— WORK TO BE COMPLETED —
Quote the listing below in its entirety.
>>
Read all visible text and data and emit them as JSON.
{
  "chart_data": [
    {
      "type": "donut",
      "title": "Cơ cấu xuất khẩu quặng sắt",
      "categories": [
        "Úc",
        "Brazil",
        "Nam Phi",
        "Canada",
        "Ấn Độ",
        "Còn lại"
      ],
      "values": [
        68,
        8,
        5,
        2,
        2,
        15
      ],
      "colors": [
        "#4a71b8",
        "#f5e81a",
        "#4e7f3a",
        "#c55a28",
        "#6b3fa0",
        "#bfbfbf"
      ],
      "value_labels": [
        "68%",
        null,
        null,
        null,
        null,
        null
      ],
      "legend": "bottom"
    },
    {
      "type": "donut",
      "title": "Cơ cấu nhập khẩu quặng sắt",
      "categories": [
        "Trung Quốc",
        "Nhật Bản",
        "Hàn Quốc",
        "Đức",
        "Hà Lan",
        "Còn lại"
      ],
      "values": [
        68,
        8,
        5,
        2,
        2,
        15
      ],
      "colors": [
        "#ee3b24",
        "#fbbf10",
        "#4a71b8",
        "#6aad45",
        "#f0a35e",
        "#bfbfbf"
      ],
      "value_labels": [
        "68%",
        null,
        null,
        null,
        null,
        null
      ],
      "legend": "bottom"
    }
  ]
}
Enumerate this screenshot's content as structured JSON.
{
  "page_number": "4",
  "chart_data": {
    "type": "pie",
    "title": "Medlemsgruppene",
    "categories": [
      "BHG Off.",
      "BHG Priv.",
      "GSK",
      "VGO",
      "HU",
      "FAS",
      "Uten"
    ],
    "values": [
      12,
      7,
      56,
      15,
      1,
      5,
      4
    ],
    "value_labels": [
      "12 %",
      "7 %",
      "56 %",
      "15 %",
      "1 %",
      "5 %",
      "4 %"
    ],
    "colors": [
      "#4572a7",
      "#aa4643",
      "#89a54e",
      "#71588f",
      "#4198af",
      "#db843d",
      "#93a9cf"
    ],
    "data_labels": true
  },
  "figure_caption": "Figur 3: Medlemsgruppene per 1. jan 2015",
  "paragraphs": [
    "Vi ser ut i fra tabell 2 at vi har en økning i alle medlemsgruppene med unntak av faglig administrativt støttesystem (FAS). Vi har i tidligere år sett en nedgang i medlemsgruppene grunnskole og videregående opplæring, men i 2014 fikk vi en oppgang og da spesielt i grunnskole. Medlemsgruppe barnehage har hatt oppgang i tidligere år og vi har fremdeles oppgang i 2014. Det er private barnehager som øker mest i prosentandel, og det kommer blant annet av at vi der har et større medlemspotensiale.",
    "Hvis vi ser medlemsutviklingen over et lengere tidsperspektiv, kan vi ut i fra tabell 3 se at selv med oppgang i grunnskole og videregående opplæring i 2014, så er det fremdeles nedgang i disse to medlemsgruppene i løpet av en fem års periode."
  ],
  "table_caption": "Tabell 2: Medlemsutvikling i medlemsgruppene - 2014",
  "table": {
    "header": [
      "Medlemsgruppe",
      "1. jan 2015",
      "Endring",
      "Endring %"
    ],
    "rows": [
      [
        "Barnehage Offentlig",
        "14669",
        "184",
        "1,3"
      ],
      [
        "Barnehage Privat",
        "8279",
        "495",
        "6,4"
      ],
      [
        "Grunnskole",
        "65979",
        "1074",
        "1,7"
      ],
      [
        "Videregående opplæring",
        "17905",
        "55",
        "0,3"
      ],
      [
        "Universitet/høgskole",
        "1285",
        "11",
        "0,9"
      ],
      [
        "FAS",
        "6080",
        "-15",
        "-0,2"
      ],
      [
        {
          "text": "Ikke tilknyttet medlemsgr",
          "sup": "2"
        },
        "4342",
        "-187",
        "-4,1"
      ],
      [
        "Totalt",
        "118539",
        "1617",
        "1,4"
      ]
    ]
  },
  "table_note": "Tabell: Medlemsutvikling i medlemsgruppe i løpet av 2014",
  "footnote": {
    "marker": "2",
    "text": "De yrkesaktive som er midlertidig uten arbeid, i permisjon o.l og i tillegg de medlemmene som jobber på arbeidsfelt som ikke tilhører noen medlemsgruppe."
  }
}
<<
— SOLUTION FOR THIS TASK —
Read all visible text and data and emit them as JSON.
{
  "chart_data": [
    {
      "type": "donut",
      "title": "Cơ cấu xuất khẩu quặng sắt",
      "categories": [
        "Úc",
        "Brazil",
        "Nam Phi",
        "Canada",
        "Ấn Độ",
        "Còn lại"
      ],
      "values": [
        68,
        8,
        5,
        2,
        2,
        15
      ],
      "colors": [
        "#4a71b8",
        "#f5e81a",
        "#4e7f3a",
        "#c55a28",
        "#6b3fa0",
        "#bfbfbf"
      ],
      "value_labels": [
        "68%",
        null,
        null,
        null,
        null,
        null
      ],
      "legend": "bottom"
    },
    {
      "type": "donut",
      "title": "Cơ cấu nhập khẩu quặng sắt",
      "categories": [
        "Trung Quốc",
        "Nhật Bản",
        "Hàn Quốc",
        "Đức",
        "Hà Lan",
        "Còn lại"
      ],
      "values": [
        68,
        8,
        5,
        2,
        2,
        15
      ],
      "colors": [
        "#ee3b24",
        "#fbbf10",
        "#4a71b8",
        "#6aad45",
        "#f0a35e",
        "#bfbfbf"
      ],
      "value_labels": [
        "68%",
        null,
        null,
        null,
        null,
        null
      ],
      "legend": "bottom"
    }
  ]
}
Enumerate this screenshot's content as structured JSON.
{
  "page_number": "4",
  "chart_data": {
    "type": "pie",
    "title": "Medlemsgruppene",
    "categories": [
      "BHG Off.",
      "BHG Priv.",
      "GSK",
      "VGO",
      "HU",
      "FAS",
      "Uten"
    ],
    "values": [
      12,
      7,
      56,
      15,
      1,
      5,
      4
    ],
    "value_labels": [
      "12 %",
      "7 %",
      "56 %",
      "15 %",
      "1 %",
      "5 %",
      "4 %"
    ],
    "colors": [
      "#4572a7",
      "#aa4643",
      "#89a54e",
      "#71588f",
      "#4198af",
      "#db843d",
      "#93a9cf"
    ],
    "data_labels": true
  },
  "figure_caption": "Figur 3: Medlemsgruppene per 1. jan 2015",
  "paragraphs": [
    "Vi ser ut i fra tabell 2 at vi har en økning i alle medlemsgruppene med unntak av faglig administrativt støttesystem (FAS). Vi har i tidligere år sett en nedgang i medlemsgruppene grunnskole og videregående opplæring, men i 2014 fikk vi en oppgang og da spesielt i grunnskole. Medlemsgruppe barnehage har hatt oppgang i tidligere år og vi har fremdeles oppgang i 2014. Det er private barnehager som øker mest i prosentandel, og det kommer blant annet av at vi der har et større medlemspotensiale.",
    "Hvis vi ser medlemsutviklingen over et lengere tidsperspektiv, kan vi ut i fra tabell 3 se at selv med oppgang i grunnskole og videregående opplæring i 2014, så er det fremdeles nedgang i disse to medlemsgruppene i løpet av en fem års periode."
  ],
  "table_caption": "Tabell 2: Medlemsutvikling i medlemsgruppene - 2014",
  "table": {
    "header": [
      "Medlemsgruppe",
      "1. jan 2015",
      "Endring",
      "Endring %"
    ],
    "rows": [
      [
        "Barnehage Offentlig",
        "14669",
        "184",
        "1,3"
      ],
      [
        "Barnehage Privat",
        "8279",
        "495",
        "6,4"
      ],
      [
        "Grunnskole",
        "65979",
        "1074",
        "1,7"
      ],
      [
        "Videregående opplæring",
        "17905",
        "55",
        "0,3"
      ],
      [
        "Universitet/høgskole",
        "1285",
        "11",
        "0,9"
      ],
      [
        "FAS",
        "6080",
        "-15",
        "-0,2"
      ],
      [
        {
          "text": "Ikke tilknyttet medlemsgr",
          "sup": "2"
        },
        "4342",
        "-187",
        "-4,1"
      ],
      [
        "Totalt",
        "118539",
        "1617",
        "1,4"
      ]
    ]
  },
  "table_note": "Tabell: Medlemsutvikling i medlemsgruppe i løpet av 2014",
  "footnote": {
    "marker": "2",
    "text": "De yrkesaktive som er midlertidig uten arbeid, i permisjon o.l og i tillegg de medlemmene som jobber på arbeidsfelt som ikke tilhører noen medlemsgruppe."
  }
}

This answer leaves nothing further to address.